[THE EXERCISE]
Below are records. Transcribe exactly the lines from the one that contains "Output a JSON" through the last line, leaving any pictures out.

# # #

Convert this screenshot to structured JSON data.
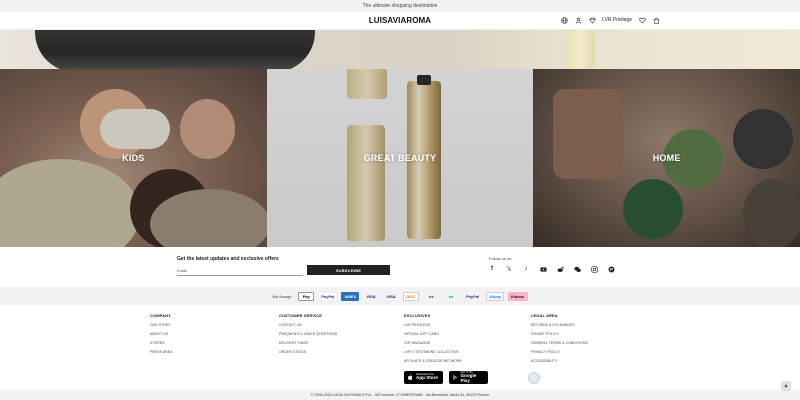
{
  "topbar": {
    "text": "The ultimate shopping destination"
  },
  "header": {
    "logo": "LUISAVIAROMA",
    "icons": [
      "globe-icon",
      "user-icon",
      "diamond-icon",
      "heart-icon",
      "shopping-bag-icon"
    ],
    "program_label": "LVR Privilege"
  },
  "categories": [
    {
      "label": "KIDS"
    },
    {
      "label": "GREAT BEAUTY"
    },
    {
      "label": "HOME"
    }
  ],
  "newsletter": {
    "title": "Get the latest updates and exclusive offers",
    "email_label": "Email",
    "subscribe_label": "SUBSCRIBE"
  },
  "social": {
    "follow_label": "Follow us on",
    "icons": [
      "facebook-icon",
      "x-icon",
      "tiktok-icon",
      "youtube-icon",
      "weibo-icon",
      "wechat-icon",
      "instagram-icon",
      "pinterest-icon"
    ]
  },
  "payments": {
    "label": "We Accept",
    "methods": [
      {
        "name": "Apple Pay",
        "text": "Pay",
        "bg": "#ffffff",
        "fg": "#000000",
        "border": "#999999"
      },
      {
        "name": "PayPal",
        "text": "PayPal",
        "bg": "#ffffff",
        "fg": "#1a3e8c",
        "border": "#f2f2f2"
      },
      {
        "name": "American Express",
        "text": "AMEX",
        "bg": "#2671b9",
        "fg": "#ffffff",
        "border": "#2671b9"
      },
      {
        "name": "Visa",
        "text": "VISA",
        "bg": "#f2f2f2",
        "fg": "#1a1f71",
        "border": "#f2f2f2"
      },
      {
        "name": "Visa Electron",
        "text": "VISA",
        "bg": "#f2f2f2",
        "fg": "#1a1f71",
        "border": "#f2f2f2"
      },
      {
        "name": "Discover",
        "text": "DISC",
        "bg": "#ffffff",
        "fg": "#e07a1f",
        "border": "#cccccc"
      },
      {
        "name": "Mastercard",
        "text": "●●",
        "bg": "#f2f2f2",
        "fg": "#eb001b",
        "border": "#f2f2f2"
      },
      {
        "name": "Maestro",
        "text": "●●",
        "bg": "#f2f2f2",
        "fg": "#0099df",
        "border": "#f2f2f2"
      },
      {
        "name": "PayPal",
        "text": "PayPal",
        "bg": "#f2f2f2",
        "fg": "#1a3e8c",
        "border": "#f2f2f2"
      },
      {
        "name": "Alipay",
        "text": "Alipay",
        "bg": "#ffffff",
        "fg": "#1677ff",
        "border": "#cccccc"
      },
      {
        "name": "Klarna",
        "text": "Klarna.",
        "bg": "#ffb3c7",
        "fg": "#111111",
        "border": "#ffb3c7"
      }
    ]
  },
  "footer": {
    "columns": [
      {
        "title": "COMPANY",
        "links": [
          "OUR STORY",
          "ABOUT US",
          "STORES",
          "PRESS AREA"
        ]
      },
      {
        "title": "CUSTOMER SERVICE",
        "links": [
          "CONTACT US",
          "FREQUENTLY ASKED QUESTIONS",
          "DELIVERY TIMES",
          "ORDER STATUS"
        ]
      },
      {
        "title": "EXCLUSIVES",
        "links": [
          "LVR PRIVILEGE",
          "VIRTUAL GIFT CARD",
          "LVR MAGAZINE",
          "LVR X TESTIMONE COLLECTIVE",
          "AFFILIATE & CREATOR NETWORK"
        ]
      },
      {
        "title": "LEGAL AREA",
        "links": [
          "RETURNS & EXCHANGES",
          "COOKIE POLICY",
          "GENERAL TERMS & CONDITIONS",
          "PRIVACY POLICY",
          "ACCESSIBILITY"
        ]
      }
    ],
    "app_store": {
      "small": "Download on the",
      "big": "App Store"
    },
    "google_play": {
      "small": "GET IT ON",
      "big": "Google Play"
    }
  },
  "copyright": "© 2004-2025 LUISA VIA ROMA S.P.A. - VAT number: IT 00987870480 - Via Benedetto Varchi 61, 50132 Firenze",
  "back_to_top_icon": "arrow-up-icon"
}
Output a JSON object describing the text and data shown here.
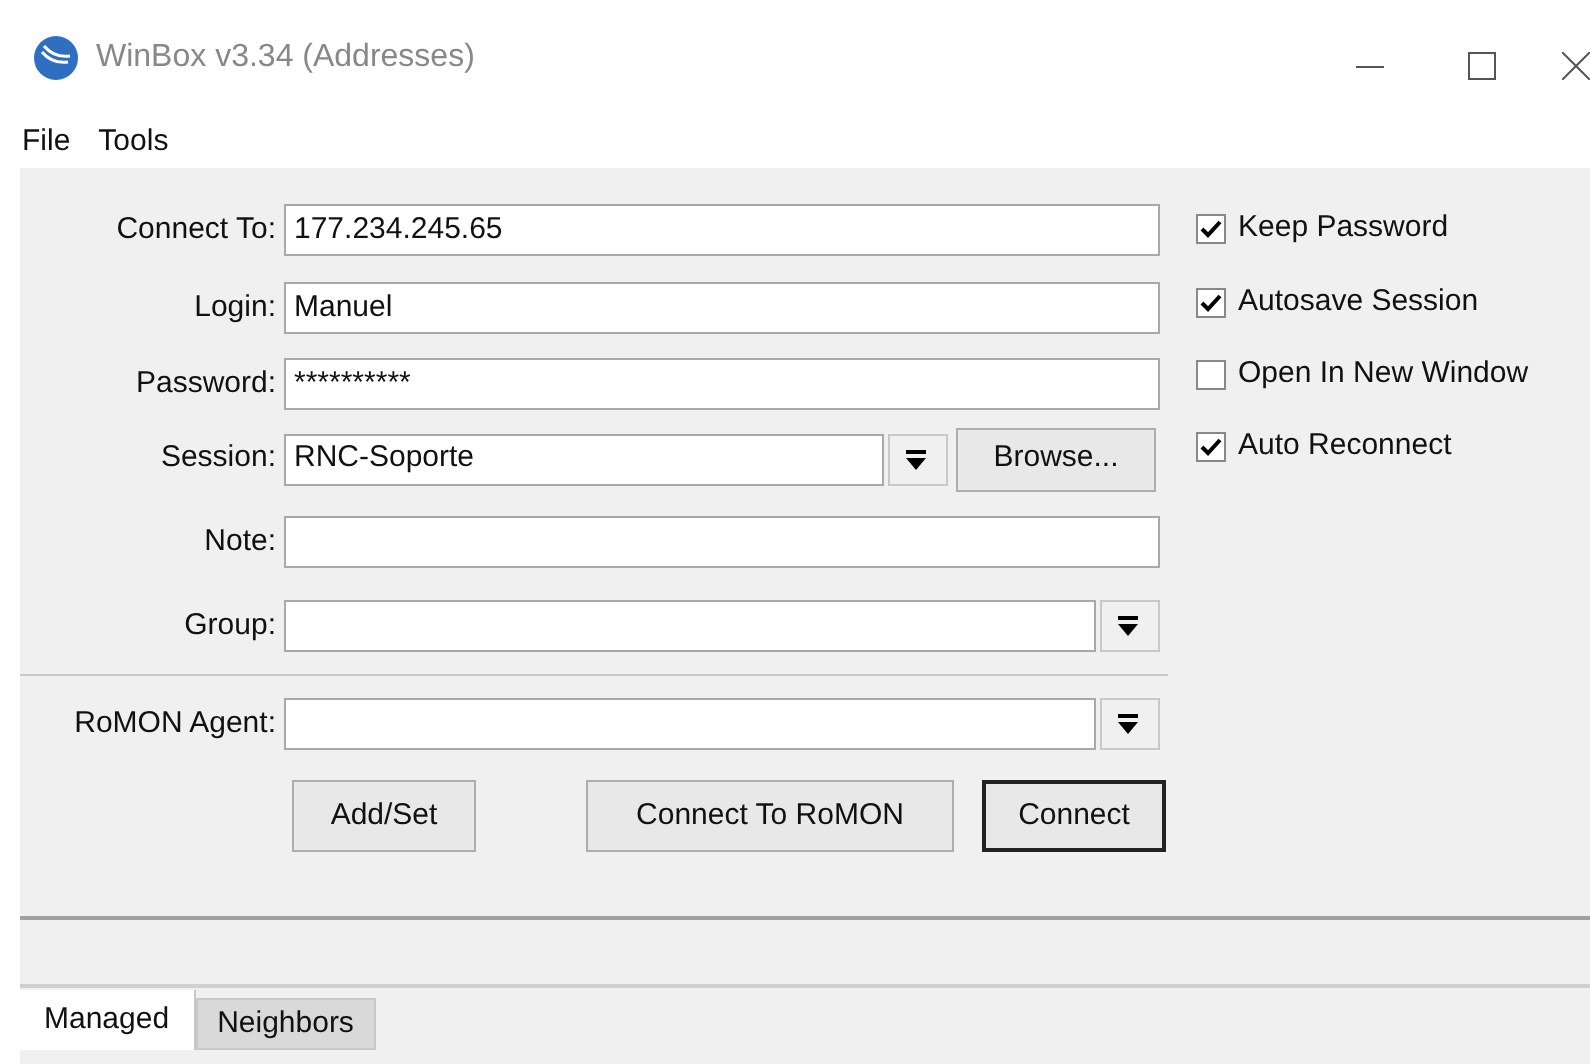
{
  "window": {
    "title": "WinBox v3.34 (Addresses)"
  },
  "menu": [
    "File",
    "Tools"
  ],
  "fields": [
    {
      "label": "Connect To:",
      "kind": "text",
      "value": "177.234.245.65"
    },
    {
      "label": "Login:",
      "kind": "text",
      "value": "Manuel"
    },
    {
      "label": "Password:",
      "kind": "text",
      "value": "**********"
    },
    {
      "label": "Session:",
      "kind": "session",
      "value": "RNC-Soporte",
      "button": "Browse..."
    },
    {
      "label": "Note:",
      "kind": "text"
    },
    {
      "label": "Group:",
      "kind": "dropdown"
    },
    {
      "label": "RoMON Agent:",
      "kind": "dropdown",
      "separated": true
    }
  ],
  "options": [
    {
      "label": "Keep Password",
      "checked": true
    },
    {
      "label": "Autosave Session",
      "checked": true
    },
    {
      "label": "Open In New Window",
      "checked": false
    },
    {
      "label": "Auto Reconnect",
      "checked": true
    }
  ],
  "buttons": [
    {
      "label": "Add/Set",
      "default": false
    },
    {
      "label": "Connect To RoMON",
      "default": false
    },
    {
      "label": "Connect",
      "default": true
    }
  ],
  "tabs": [
    {
      "label": "Managed",
      "selected": true
    },
    {
      "label": "Neighbors",
      "selected": false
    }
  ]
}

# # #

[ANSWER TO THE PROBLEM]
Output a JSON object describing the text and data shown here.
{
  "window": {
    "title": "WinBox v3.34 (Addresses)"
  },
  "menu": [
    "File",
    "Tools"
  ],
  "fields": [
    {
      "label": "Connect To:",
      "kind": "text",
      "value": "177.234.245.65"
    },
    {
      "label": "Login:",
      "kind": "text",
      "value": "Manuel"
    },
    {
      "label": "Password:",
      "kind": "text",
      "value": "**********"
    },
    {
      "label": "Session:",
      "kind": "session",
      "value": "RNC-Soporte",
      "button": "Browse..."
    },
    {
      "label": "Note:",
      "kind": "text"
    },
    {
      "label": "Group:",
      "kind": "dropdown"
    },
    {
      "label": "RoMON Agent:",
      "kind": "dropdown",
      "separated": true
    }
  ],
  "options": [
    {
      "label": "Keep Password",
      "checked": true
    },
    {
      "label": "Autosave Session",
      "checked": true
    },
    {
      "label": "Open In New Window",
      "checked": false
    },
    {
      "label": "Auto Reconnect",
      "checked": true
    }
  ],
  "buttons": [
    {
      "label": "Add/Set",
      "default": false
    },
    {
      "label": "Connect To RoMON",
      "default": false
    },
    {
      "label": "Connect",
      "default": true
    }
  ],
  "tabs": [
    {
      "label": "Managed",
      "selected": true
    },
    {
      "label": "Neighbors",
      "selected": false
    }
  ]
}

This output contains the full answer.